WORK TO BE COMPLETED
Rewrite every entry below with "line-series" swapped for "line-trace", keeping everything else unchanged.

Saved data entries:
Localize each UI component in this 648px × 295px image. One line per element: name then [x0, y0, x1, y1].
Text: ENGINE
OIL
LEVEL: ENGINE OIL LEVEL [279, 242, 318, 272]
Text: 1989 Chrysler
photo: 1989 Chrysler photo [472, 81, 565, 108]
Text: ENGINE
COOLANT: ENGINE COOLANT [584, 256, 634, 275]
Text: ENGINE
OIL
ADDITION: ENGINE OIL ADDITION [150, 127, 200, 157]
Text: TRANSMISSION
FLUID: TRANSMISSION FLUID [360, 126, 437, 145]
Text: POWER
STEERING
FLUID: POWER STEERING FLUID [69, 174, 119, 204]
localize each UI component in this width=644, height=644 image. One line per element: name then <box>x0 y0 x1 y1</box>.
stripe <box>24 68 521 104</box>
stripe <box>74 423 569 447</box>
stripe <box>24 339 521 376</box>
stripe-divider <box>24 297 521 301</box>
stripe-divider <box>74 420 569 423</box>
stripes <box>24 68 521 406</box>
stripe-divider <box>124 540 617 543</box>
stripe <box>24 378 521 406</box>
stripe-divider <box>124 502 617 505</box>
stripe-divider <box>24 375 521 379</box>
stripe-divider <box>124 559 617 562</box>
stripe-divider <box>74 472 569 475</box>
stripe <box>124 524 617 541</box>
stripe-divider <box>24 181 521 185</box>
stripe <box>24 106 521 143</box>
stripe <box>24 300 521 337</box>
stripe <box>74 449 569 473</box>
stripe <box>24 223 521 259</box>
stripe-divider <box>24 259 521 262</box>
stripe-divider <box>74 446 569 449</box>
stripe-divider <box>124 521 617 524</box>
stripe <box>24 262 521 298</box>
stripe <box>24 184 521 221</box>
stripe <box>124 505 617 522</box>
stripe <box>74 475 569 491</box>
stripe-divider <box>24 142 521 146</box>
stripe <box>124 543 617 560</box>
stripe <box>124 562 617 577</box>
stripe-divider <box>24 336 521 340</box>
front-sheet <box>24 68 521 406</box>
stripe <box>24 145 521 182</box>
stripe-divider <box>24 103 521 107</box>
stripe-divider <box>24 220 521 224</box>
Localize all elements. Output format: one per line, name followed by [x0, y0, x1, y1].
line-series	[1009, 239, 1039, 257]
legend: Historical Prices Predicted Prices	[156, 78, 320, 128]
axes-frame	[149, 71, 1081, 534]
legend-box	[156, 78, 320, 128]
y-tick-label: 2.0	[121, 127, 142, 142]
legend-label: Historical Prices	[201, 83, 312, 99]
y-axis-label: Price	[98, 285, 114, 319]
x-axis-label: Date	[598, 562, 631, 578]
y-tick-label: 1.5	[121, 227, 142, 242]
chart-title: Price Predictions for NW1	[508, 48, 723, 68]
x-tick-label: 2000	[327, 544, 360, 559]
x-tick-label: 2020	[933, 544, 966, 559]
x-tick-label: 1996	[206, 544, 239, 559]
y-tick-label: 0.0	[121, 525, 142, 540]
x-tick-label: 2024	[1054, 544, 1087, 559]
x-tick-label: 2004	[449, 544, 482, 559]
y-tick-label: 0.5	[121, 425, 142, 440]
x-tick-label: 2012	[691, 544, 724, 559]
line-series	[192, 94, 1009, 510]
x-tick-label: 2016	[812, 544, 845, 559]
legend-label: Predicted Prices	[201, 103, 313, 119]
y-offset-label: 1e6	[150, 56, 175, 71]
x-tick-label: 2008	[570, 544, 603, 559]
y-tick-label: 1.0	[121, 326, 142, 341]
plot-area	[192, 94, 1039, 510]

WORKED ANSWER
Localize each UI component in this 648px × 295px image. One line per element: name then [x0, y0, x1, y1].
Text: ENGINE
OIL
LEVEL: ENGINE OIL LEVEL [279, 242, 318, 272]
Text: 1989 Chrysler
photo: 1989 Chrysler photo [472, 81, 565, 108]
Text: ENGINE
COOLANT: ENGINE COOLANT [584, 256, 634, 275]
Text: ENGINE
OIL
ADDITION: ENGINE OIL ADDITION [150, 127, 200, 157]
Text: TRANSMISSION
FLUID: TRANSMISSION FLUID [360, 126, 437, 145]
Text: POWER
STEERING
FLUID: POWER STEERING FLUID [69, 174, 119, 204]
localize each UI component in this width=644, height=644 image. One line per element: name then <box>x0 y0 x1 y1</box>.
stripe <box>24 68 521 104</box>
stripe <box>74 423 569 447</box>
stripe <box>24 339 521 376</box>
stripe-divider <box>24 297 521 301</box>
stripe-divider <box>74 420 569 423</box>
stripes <box>24 68 521 406</box>
stripe-divider <box>124 540 617 543</box>
stripe <box>24 378 521 406</box>
stripe-divider <box>124 502 617 505</box>
stripe-divider <box>24 375 521 379</box>
stripe-divider <box>124 559 617 562</box>
stripe-divider <box>74 472 569 475</box>
stripe <box>124 524 617 541</box>
stripe-divider <box>24 181 521 185</box>
stripe <box>24 106 521 143</box>
stripe <box>24 300 521 337</box>
stripe <box>74 449 569 473</box>
stripe <box>24 223 521 259</box>
stripe-divider <box>24 259 521 262</box>
stripe-divider <box>74 446 569 449</box>
stripe-divider <box>124 521 617 524</box>
stripe <box>24 262 521 298</box>
stripe <box>24 184 521 221</box>
stripe <box>124 505 617 522</box>
stripe <box>74 475 569 491</box>
stripe-divider <box>24 142 521 146</box>
stripe <box>124 543 617 560</box>
stripe <box>124 562 617 577</box>
stripe-divider <box>24 336 521 340</box>
front-sheet <box>24 68 521 406</box>
stripe <box>24 145 521 182</box>
stripe-divider <box>24 103 521 107</box>
stripe-divider <box>24 220 521 224</box>
Localize all elements. Output format: one per line, name followed by [x0, y0, x1, y1].
line-trace	[1009, 239, 1039, 257]
legend: Historical Prices Predicted Prices	[156, 78, 320, 128]
axes-frame	[149, 71, 1081, 534]
legend-box	[156, 78, 320, 128]
y-tick-label: 2.0	[121, 127, 142, 142]
legend-label: Historical Prices	[201, 83, 312, 99]
y-axis-label: Price	[98, 285, 114, 319]
x-axis-label: Date	[598, 562, 631, 578]
y-tick-label: 1.5	[121, 227, 142, 242]
chart-title: Price Predictions for NW1	[508, 48, 723, 68]
x-tick-label: 2000	[327, 544, 360, 559]
x-tick-label: 2020	[933, 544, 966, 559]
x-tick-label: 1996	[206, 544, 239, 559]
y-tick-label: 0.0	[121, 525, 142, 540]
x-tick-label: 2024	[1054, 544, 1087, 559]
x-tick-label: 2004	[449, 544, 482, 559]
y-tick-label: 0.5	[121, 425, 142, 440]
x-tick-label: 2012	[691, 544, 724, 559]
line-trace	[192, 94, 1009, 510]
x-tick-label: 2016	[812, 544, 845, 559]
legend-label: Predicted Prices	[201, 103, 313, 119]
y-offset-label: 1e6	[150, 56, 175, 71]
x-tick-label: 2008	[570, 544, 603, 559]
y-tick-label: 1.0	[121, 326, 142, 341]
plot-area	[192, 94, 1039, 510]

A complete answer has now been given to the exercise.